- AIM OF THE EXERCISE
Pull out each line of the data that includes the word "account".

- THE DATA

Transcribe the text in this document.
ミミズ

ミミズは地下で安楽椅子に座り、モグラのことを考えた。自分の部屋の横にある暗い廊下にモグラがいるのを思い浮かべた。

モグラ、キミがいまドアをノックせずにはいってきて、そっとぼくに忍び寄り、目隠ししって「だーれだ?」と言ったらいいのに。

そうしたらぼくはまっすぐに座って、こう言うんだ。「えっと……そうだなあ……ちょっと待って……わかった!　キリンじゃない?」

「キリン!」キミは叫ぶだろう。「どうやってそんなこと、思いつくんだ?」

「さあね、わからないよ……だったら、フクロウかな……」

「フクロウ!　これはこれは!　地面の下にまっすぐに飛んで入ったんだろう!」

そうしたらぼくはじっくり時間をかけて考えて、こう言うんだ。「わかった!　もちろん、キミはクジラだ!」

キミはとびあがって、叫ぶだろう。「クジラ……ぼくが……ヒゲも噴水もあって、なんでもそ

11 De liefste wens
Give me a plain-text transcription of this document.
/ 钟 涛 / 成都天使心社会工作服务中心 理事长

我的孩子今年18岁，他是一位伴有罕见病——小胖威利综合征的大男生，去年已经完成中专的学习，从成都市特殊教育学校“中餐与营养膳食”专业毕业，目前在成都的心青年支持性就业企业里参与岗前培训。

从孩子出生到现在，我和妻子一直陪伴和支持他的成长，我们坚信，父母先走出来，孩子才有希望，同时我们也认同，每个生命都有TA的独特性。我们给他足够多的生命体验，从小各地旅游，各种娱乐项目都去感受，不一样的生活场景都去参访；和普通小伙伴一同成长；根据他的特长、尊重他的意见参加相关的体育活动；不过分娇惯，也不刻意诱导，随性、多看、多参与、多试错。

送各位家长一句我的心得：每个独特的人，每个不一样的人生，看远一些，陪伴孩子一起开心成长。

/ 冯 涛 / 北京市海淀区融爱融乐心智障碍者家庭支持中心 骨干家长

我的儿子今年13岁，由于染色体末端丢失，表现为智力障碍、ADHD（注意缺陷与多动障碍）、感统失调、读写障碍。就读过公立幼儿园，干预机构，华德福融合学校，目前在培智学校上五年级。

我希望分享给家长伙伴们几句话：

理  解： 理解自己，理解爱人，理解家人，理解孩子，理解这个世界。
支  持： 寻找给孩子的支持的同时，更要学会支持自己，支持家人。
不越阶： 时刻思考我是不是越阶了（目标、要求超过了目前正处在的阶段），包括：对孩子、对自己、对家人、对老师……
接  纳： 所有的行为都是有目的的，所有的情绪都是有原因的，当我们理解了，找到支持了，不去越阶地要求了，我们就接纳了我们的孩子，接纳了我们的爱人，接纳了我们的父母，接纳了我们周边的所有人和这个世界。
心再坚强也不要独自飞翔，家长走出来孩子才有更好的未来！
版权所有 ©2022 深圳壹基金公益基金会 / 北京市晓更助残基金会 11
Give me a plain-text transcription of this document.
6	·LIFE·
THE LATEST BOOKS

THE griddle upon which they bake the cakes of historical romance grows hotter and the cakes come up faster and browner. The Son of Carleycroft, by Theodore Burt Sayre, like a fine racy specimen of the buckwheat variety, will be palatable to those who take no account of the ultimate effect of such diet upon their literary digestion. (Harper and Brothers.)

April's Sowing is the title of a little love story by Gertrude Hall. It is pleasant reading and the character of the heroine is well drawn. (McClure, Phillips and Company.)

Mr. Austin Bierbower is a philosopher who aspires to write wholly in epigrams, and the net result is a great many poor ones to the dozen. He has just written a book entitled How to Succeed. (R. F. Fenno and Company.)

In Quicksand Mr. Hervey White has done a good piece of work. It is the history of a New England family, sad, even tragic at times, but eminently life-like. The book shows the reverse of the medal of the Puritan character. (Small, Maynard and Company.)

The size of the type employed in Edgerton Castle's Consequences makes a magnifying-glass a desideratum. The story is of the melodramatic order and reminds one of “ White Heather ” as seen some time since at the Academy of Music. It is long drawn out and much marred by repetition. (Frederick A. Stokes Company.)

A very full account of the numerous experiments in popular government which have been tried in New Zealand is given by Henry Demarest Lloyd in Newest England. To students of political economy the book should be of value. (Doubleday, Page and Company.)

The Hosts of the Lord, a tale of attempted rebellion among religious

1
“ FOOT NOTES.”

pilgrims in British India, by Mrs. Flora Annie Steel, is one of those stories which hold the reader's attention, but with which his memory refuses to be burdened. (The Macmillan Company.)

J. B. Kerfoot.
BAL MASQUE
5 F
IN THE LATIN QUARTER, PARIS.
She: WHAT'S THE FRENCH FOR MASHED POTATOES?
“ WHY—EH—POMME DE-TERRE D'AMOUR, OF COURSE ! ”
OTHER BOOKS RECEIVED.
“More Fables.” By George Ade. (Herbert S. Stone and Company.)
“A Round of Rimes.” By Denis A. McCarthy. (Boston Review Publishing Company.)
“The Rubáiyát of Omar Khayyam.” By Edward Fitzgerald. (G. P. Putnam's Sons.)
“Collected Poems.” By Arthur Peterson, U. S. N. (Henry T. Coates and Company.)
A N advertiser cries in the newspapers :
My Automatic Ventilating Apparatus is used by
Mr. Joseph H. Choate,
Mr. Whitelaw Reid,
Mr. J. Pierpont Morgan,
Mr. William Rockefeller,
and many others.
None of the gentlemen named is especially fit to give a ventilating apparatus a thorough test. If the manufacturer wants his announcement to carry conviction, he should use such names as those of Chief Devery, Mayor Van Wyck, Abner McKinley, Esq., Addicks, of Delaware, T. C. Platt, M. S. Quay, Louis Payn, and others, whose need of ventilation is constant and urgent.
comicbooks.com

- SOLUTION
THE griddle upon which they bake the cakes of historical romance grows hotter and the cakes come up faster and browner. The Son of Carleycroft, by Theodore Burt Sayre, like a fine racy specimen of the buckwheat variety, will be palatable to those who take no account of the ultimate effect of such diet upon their literary digestion. (Harper and Brothers.)
A very full account of the numerous experiments in popular government which have been tried in New Zealand is given by Henry Demarest Lloyd in Newest England. To students of political economy the book should be of value. (Doubleday, Page and Company.)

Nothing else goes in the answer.